What the task asks – Each line below is to be written out in full, exactly as shown.

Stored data
:::

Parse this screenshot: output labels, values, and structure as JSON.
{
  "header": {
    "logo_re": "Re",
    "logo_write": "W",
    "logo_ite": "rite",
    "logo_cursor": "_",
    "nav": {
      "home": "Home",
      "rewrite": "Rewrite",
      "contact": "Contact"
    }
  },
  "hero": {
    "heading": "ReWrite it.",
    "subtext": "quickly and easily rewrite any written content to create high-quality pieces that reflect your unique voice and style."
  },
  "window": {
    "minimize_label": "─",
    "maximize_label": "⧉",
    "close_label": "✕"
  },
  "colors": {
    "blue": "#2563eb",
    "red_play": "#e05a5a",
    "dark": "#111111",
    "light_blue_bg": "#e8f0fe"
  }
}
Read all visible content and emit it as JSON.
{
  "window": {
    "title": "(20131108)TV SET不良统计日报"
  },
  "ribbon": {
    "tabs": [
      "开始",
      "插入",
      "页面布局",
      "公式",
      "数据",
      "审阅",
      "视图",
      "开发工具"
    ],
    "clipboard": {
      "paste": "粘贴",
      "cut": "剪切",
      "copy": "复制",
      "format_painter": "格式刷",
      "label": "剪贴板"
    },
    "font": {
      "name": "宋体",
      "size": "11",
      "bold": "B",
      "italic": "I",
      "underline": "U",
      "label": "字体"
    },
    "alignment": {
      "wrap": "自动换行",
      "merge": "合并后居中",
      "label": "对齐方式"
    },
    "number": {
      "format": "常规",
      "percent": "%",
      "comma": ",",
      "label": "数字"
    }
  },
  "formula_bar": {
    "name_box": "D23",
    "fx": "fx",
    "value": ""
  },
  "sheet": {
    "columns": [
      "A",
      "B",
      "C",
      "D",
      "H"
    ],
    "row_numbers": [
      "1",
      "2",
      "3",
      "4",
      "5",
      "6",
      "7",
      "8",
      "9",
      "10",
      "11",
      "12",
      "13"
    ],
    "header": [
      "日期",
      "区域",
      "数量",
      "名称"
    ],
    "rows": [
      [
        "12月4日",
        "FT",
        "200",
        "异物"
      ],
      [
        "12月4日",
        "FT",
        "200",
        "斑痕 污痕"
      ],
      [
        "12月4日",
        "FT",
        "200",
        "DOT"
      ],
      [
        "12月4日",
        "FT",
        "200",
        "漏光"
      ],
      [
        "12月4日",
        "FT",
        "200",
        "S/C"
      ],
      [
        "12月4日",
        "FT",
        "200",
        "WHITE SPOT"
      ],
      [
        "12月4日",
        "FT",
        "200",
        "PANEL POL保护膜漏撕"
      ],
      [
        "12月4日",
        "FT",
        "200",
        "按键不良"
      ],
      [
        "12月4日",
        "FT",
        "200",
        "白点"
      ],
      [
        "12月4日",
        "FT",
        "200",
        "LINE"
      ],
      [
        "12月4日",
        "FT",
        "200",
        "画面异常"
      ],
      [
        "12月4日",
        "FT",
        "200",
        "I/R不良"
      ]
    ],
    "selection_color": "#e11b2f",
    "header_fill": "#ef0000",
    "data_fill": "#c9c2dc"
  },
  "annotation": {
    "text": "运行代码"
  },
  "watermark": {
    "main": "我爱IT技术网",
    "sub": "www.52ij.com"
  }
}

:::

The response –
Parse this screenshot: output labels, values, and structure as JSON.
{
  "header": {
    "logo_re": "Re",
    "logo_write": "W",
    "logo_ite": "rite",
    "logo_cursor": "_",
    "nav": {
      "home": "Home",
      "rewrite": "Rewrite",
      "contact": "Contact"
    }
  },
  "hero": {
    "heading": "ReWrite it.",
    "subtext": "quickly and easily rewrite any written content to create high-quality pieces that reflect your unique voice and style."
  },
  "window": {
    "minimize_label": "─",
    "maximize_label": "⧉",
    "close_label": "✕"
  },
  "colors": {
    "blue": "#2563eb",
    "red_play": "#e05a5a",
    "dark": "#111111",
    "light_blue_bg": "#e8f0fe"
  }
}
Read all visible content and emit it as JSON.
{
  "window": {
    "title": "(20131108)TV SET不良统计日报"
  },
  "ribbon": {
    "tabs": [
      "开始",
      "插入",
      "页面布局",
      "公式",
      "数据",
      "审阅",
      "视图",
      "开发工具"
    ],
    "clipboard": {
      "paste": "粘贴",
      "cut": "剪切",
      "copy": "复制",
      "format_painter": "格式刷",
      "label": "剪贴板"
    },
    "font": {
      "name": "宋体",
      "size": "11",
      "bold": "B",
      "italic": "I",
      "underline": "U",
      "label": "字体"
    },
    "alignment": {
      "wrap": "自动换行",
      "merge": "合并后居中",
      "label": "对齐方式"
    },
    "number": {
      "format": "常规",
      "percent": "%",
      "comma": ",",
      "label": "数字"
    }
  },
  "formula_bar": {
    "name_box": "D23",
    "fx": "fx",
    "value": ""
  },
  "sheet": {
    "columns": [
      "A",
      "B",
      "C",
      "D",
      "H"
    ],
    "row_numbers": [
      "1",
      "2",
      "3",
      "4",
      "5",
      "6",
      "7",
      "8",
      "9",
      "10",
      "11",
      "12",
      "13"
    ],
    "header": [
      "日期",
      "区域",
      "数量",
      "名称"
    ],
    "rows": [
      [
        "12月4日",
        "FT",
        "200",
        "异物"
      ],
      [
        "12月4日",
        "FT",
        "200",
        "斑痕 污痕"
      ],
      [
        "12月4日",
        "FT",
        "200",
        "DOT"
      ],
      [
        "12月4日",
        "FT",
        "200",
        "漏光"
      ],
      [
        "12月4日",
        "FT",
        "200",
        "S/C"
      ],
      [
        "12月4日",
        "FT",
        "200",
        "WHITE SPOT"
      ],
      [
        "12月4日",
        "FT",
        "200",
        "PANEL POL保护膜漏撕"
      ],
      [
        "12月4日",
        "FT",
        "200",
        "按键不良"
      ],
      [
        "12月4日",
        "FT",
        "200",
        "白点"
      ],
      [
        "12月4日",
        "FT",
        "200",
        "LINE"
      ],
      [
        "12月4日",
        "FT",
        "200",
        "画面异常"
      ],
      [
        "12月4日",
        "FT",
        "200",
        "I/R不良"
      ]
    ],
    "selection_color": "#e11b2f",
    "header_fill": "#ef0000",
    "data_fill": "#c9c2dc"
  },
  "annotation": {
    "text": "运行代码"
  },
  "watermark": {
    "main": "我爱IT技术网",
    "sub": "www.52ij.com"
  }
}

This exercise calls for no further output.